#### [YOUR GOAL]
Extract, verbatim, all lines starting at the one containing "Output the text content of this document." and ending with the final line of the listing, and no others.

━━━━━━━━

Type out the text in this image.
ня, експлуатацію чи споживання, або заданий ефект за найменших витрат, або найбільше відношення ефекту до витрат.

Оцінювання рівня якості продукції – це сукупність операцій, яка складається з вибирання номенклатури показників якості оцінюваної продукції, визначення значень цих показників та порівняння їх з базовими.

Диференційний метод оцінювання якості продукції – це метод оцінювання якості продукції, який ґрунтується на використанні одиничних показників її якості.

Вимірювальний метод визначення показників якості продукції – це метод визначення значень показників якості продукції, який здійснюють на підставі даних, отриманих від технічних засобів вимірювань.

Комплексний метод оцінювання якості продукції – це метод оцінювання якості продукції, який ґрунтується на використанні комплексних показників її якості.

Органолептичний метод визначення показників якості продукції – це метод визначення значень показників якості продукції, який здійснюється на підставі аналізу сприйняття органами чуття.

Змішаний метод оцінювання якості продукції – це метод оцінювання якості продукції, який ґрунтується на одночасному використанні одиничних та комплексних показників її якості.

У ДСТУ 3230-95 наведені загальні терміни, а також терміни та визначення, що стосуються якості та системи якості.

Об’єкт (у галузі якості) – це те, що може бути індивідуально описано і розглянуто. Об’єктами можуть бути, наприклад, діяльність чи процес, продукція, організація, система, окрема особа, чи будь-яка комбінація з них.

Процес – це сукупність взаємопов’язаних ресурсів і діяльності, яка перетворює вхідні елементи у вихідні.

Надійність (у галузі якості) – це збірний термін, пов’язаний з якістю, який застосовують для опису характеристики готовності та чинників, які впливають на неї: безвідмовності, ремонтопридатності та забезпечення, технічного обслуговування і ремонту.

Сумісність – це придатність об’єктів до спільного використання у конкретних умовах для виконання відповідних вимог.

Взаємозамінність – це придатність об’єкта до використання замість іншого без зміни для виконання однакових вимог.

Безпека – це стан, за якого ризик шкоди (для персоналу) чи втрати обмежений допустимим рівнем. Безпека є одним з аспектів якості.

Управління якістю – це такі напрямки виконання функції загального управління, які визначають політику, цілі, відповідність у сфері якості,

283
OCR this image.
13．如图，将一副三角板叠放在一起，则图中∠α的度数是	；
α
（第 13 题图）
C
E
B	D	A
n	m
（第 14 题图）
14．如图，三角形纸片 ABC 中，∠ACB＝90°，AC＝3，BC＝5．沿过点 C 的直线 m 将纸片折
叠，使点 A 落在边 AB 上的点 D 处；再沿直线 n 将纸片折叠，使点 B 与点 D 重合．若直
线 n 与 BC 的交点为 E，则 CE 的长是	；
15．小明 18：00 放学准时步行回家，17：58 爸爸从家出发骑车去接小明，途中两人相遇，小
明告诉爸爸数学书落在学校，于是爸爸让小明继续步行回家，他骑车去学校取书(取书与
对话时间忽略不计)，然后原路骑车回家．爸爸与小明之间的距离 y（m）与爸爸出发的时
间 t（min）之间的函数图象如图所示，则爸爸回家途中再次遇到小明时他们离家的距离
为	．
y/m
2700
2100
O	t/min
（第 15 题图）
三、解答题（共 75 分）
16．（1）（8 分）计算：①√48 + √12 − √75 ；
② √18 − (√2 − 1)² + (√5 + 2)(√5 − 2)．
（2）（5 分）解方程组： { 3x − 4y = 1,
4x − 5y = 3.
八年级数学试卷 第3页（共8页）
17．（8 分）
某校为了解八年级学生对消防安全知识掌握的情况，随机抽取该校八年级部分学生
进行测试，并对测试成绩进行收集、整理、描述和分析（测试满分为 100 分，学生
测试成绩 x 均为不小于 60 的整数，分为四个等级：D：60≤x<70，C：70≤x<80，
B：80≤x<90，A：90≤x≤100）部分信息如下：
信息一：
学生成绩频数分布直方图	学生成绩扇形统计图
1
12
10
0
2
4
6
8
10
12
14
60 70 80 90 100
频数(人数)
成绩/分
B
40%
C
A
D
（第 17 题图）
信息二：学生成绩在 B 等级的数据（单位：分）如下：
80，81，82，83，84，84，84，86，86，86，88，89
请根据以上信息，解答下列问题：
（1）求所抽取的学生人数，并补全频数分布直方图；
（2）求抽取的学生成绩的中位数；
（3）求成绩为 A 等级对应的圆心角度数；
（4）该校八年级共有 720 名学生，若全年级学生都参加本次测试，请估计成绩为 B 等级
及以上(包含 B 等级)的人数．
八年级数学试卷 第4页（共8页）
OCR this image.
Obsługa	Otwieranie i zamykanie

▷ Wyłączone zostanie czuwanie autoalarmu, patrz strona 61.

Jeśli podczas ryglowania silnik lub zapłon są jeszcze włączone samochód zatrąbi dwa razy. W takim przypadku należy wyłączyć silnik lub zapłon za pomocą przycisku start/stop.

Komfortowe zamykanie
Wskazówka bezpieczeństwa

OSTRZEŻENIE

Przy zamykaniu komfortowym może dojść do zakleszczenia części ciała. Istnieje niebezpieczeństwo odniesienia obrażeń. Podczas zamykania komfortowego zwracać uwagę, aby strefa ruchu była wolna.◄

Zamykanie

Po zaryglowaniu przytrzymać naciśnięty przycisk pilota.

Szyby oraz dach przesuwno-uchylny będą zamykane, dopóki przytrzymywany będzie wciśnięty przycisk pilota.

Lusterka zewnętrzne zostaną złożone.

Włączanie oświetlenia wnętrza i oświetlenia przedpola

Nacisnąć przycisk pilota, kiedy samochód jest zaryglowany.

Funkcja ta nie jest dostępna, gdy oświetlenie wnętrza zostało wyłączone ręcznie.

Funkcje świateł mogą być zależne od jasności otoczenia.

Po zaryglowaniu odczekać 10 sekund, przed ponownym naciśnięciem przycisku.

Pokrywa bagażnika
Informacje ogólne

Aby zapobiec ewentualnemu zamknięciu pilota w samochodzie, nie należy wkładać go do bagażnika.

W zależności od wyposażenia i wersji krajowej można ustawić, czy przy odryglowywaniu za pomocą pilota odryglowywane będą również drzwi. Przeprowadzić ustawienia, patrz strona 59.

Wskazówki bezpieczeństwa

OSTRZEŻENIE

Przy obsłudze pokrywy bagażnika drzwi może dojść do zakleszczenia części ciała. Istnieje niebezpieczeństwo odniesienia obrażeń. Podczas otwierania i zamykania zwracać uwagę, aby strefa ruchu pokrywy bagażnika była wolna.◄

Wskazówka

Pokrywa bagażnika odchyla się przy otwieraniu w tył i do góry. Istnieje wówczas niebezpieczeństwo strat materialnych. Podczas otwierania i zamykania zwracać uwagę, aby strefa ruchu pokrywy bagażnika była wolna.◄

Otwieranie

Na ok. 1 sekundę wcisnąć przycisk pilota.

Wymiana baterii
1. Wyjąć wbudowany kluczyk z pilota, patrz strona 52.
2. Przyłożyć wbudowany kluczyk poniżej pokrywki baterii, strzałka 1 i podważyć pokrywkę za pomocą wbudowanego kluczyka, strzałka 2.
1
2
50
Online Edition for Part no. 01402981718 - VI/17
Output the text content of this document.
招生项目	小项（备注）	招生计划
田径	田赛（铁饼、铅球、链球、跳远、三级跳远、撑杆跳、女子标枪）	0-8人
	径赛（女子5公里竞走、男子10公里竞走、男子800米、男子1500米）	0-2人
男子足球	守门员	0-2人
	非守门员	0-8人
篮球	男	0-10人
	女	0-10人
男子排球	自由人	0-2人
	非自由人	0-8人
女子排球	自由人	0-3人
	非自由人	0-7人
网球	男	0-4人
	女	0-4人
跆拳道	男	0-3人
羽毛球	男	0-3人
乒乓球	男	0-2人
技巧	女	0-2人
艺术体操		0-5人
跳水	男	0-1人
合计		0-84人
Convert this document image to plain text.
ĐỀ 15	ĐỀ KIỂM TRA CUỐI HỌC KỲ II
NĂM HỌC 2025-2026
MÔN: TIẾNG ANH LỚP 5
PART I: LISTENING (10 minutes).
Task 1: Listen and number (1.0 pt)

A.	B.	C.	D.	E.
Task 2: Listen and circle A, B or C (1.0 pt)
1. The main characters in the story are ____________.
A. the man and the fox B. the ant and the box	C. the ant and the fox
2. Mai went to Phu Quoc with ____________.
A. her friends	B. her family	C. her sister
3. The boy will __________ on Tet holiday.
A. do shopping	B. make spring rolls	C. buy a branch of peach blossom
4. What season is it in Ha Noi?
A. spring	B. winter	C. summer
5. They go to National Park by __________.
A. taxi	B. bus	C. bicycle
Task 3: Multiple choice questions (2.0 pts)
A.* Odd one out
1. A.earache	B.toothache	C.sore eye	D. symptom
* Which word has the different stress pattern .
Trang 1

━━━━━━━━

#### [WRITTEN SOLUTION]
Output the text content of this document.
招生项目	小项（备注）	招生计划
田径	田赛（铁饼、铅球、链球、跳远、三级跳远、撑杆跳、女子标枪）	0-8人
	径赛（女子5公里竞走、男子10公里竞走、男子800米、男子1500米）	0-2人
男子足球	守门员	0-2人
	非守门员	0-8人
篮球	男	0-10人
	女	0-10人
男子排球	自由人	0-2人
	非自由人	0-8人
女子排球	自由人	0-3人
	非自由人	0-7人
网球	男	0-4人
	女	0-4人
跆拳道	男	0-3人
羽毛球	男	0-3人
乒乓球	男	0-2人
技巧	女	0-2人
艺术体操		0-5人
跳水	男	0-1人
合计		0-84人
Convert this document image to plain text.
ĐỀ 15	ĐỀ KIỂM TRA CUỐI HỌC KỲ II
NĂM HỌC 2025-2026
MÔN: TIẾNG ANH LỚP 5
PART I: LISTENING (10 minutes).
Task 1: Listen and number (1.0 pt)

A.	B.	C.	D.	E.
Task 2: Listen and circle A, B or C (1.0 pt)
1. The main characters in the story are ____________.
A. the man and the fox B. the ant and the box	C. the ant and the fox
2. Mai went to Phu Quoc with ____________.
A. her friends	B. her family	C. her sister
3. The boy will __________ on Tet holiday.
A. do shopping	B. make spring rolls	C. buy a branch of peach blossom
4. What season is it in Ha Noi?
A. spring	B. winter	C. summer
5. They go to National Park by __________.
A. taxi	B. bus	C. bicycle
Task 3: Multiple choice questions (2.0 pts)
A.* Odd one out
1. A.earache	B.toothache	C.sore eye	D. symptom
* Which word has the different stress pattern .
Trang 1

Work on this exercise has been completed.